§ **Excerpts from a figure dataset**:
|---|

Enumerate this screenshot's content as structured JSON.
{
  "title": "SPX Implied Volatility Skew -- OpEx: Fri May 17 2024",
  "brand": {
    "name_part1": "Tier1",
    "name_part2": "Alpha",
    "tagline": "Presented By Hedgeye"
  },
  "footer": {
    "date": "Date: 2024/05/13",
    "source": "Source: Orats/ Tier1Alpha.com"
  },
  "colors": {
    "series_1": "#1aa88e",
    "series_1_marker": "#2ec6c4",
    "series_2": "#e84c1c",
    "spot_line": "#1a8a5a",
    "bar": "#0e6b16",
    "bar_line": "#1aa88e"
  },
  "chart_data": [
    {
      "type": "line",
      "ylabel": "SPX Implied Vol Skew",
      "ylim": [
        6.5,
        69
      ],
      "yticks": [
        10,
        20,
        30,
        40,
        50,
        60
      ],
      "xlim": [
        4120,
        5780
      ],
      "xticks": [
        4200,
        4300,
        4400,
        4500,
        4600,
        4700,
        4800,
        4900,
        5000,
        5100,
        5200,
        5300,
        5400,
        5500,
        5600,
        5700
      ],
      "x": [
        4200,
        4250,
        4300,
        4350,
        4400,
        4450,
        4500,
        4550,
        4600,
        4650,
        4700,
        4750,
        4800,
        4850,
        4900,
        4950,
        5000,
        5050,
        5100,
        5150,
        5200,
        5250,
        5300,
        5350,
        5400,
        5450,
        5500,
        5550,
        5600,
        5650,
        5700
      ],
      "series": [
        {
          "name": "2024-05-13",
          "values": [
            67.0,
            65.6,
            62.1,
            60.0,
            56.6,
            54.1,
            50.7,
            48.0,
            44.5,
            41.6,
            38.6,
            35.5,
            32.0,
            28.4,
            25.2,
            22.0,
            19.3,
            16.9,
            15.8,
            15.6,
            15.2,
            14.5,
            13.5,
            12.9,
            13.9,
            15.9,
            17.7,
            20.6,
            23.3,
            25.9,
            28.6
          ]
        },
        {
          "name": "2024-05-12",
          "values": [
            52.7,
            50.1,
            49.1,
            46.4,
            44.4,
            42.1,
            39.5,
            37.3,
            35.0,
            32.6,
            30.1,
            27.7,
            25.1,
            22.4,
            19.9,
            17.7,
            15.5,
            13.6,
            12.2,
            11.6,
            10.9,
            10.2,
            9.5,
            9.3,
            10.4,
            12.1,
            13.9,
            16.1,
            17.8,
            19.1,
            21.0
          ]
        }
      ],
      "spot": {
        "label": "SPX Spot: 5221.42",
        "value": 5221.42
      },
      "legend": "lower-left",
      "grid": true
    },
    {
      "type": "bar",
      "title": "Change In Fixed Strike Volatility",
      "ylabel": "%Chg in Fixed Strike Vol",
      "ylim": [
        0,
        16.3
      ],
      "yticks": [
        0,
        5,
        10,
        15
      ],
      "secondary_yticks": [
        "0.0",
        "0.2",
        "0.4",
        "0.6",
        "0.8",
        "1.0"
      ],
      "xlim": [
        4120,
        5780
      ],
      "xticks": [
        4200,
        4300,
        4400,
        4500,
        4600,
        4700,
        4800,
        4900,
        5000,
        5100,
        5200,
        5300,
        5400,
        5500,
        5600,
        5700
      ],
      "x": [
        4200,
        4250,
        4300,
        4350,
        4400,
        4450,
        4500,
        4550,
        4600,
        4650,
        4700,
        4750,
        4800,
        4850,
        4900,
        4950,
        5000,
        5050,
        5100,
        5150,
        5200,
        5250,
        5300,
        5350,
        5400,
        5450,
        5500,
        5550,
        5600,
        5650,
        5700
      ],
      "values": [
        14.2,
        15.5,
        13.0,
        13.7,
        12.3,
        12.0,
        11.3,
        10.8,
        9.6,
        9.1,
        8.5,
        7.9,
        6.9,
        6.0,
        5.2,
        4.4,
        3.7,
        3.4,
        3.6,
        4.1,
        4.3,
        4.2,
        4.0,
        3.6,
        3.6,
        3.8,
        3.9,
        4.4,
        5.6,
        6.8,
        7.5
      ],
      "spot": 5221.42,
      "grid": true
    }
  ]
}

|---|

§ **WHAT IS ASKED**:
Reproduce the full listing exactly.

§ **SOLUTION TO THIS PROBLEM**:
Enumerate this screenshot's content as structured JSON.
{
  "title": "SPX Implied Volatility Skew -- OpEx: Fri May 17 2024",
  "brand": {
    "name_part1": "Tier1",
    "name_part2": "Alpha",
    "tagline": "Presented By Hedgeye"
  },
  "footer": {
    "date": "Date: 2024/05/13",
    "source": "Source: Orats/ Tier1Alpha.com"
  },
  "colors": {
    "series_1": "#1aa88e",
    "series_1_marker": "#2ec6c4",
    "series_2": "#e84c1c",
    "spot_line": "#1a8a5a",
    "bar": "#0e6b16",
    "bar_line": "#1aa88e"
  },
  "chart_data": [
    {
      "type": "line",
      "ylabel": "SPX Implied Vol Skew",
      "ylim": [
        6.5,
        69
      ],
      "yticks": [
        10,
        20,
        30,
        40,
        50,
        60
      ],
      "xlim": [
        4120,
        5780
      ],
      "xticks": [
        4200,
        4300,
        4400,
        4500,
        4600,
        4700,
        4800,
        4900,
        5000,
        5100,
        5200,
        5300,
        5400,
        5500,
        5600,
        5700
      ],
      "x": [
        4200,
        4250,
        4300,
        4350,
        4400,
        4450,
        4500,
        4550,
        4600,
        4650,
        4700,
        4750,
        4800,
        4850,
        4900,
        4950,
        5000,
        5050,
        5100,
        5150,
        5200,
        5250,
        5300,
        5350,
        5400,
        5450,
        5500,
        5550,
        5600,
        5650,
        5700
      ],
      "series": [
        {
          "name": "2024-05-13",
          "values": [
            67.0,
            65.6,
            62.1,
            60.0,
            56.6,
            54.1,
            50.7,
            48.0,
            44.5,
            41.6,
            38.6,
            35.5,
            32.0,
            28.4,
            25.2,
            22.0,
            19.3,
            16.9,
            15.8,
            15.6,
            15.2,
            14.5,
            13.5,
            12.9,
            13.9,
            15.9,
            17.7,
            20.6,
            23.3,
            25.9,
            28.6
          ]
        },
        {
          "name": "2024-05-12",
          "values": [
            52.7,
            50.1,
            49.1,
            46.4,
            44.4,
            42.1,
            39.5,
            37.3,
            35.0,
            32.6,
            30.1,
            27.7,
            25.1,
            22.4,
            19.9,
            17.7,
            15.5,
            13.6,
            12.2,
            11.6,
            10.9,
            10.2,
            9.5,
            9.3,
            10.4,
            12.1,
            13.9,
            16.1,
            17.8,
            19.1,
            21.0
          ]
        }
      ],
      "spot": {
        "label": "SPX Spot: 5221.42",
        "value": 5221.42
      },
      "legend": "lower-left",
      "grid": true
    },
    {
      "type": "bar",
      "title": "Change In Fixed Strike Volatility",
      "ylabel": "%Chg in Fixed Strike Vol",
      "ylim": [
        0,
        16.3
      ],
      "yticks": [
        0,
        5,
        10,
        15
      ],
      "secondary_yticks": [
        "0.0",
        "0.2",
        "0.4",
        "0.6",
        "0.8",
        "1.0"
      ],
      "xlim": [
        4120,
        5780
      ],
      "xticks": [
        4200,
        4300,
        4400,
        4500,
        4600,
        4700,
        4800,
        4900,
        5000,
        5100,
        5200,
        5300,
        5400,
        5500,
        5600,
        5700
      ],
      "x": [
        4200,
        4250,
        4300,
        4350,
        4400,
        4450,
        4500,
        4550,
        4600,
        4650,
        4700,
        4750,
        4800,
        4850,
        4900,
        4950,
        5000,
        5050,
        5100,
        5150,
        5200,
        5250,
        5300,
        5350,
        5400,
        5450,
        5500,
        5550,
        5600,
        5650,
        5700
      ],
      "values": [
        14.2,
        15.5,
        13.0,
        13.7,
        12.3,
        12.0,
        11.3,
        10.8,
        9.6,
        9.1,
        8.5,
        7.9,
        6.9,
        6.0,
        5.2,
        4.4,
        3.7,
        3.4,
        3.6,
        4.1,
        4.3,
        4.2,
        4.0,
        3.6,
        3.6,
        3.8,
        3.9,
        4.4,
        5.6,
        6.8,
        7.5
      ],
      "spot": 5221.42,
      "grid": true
    }
  ]
}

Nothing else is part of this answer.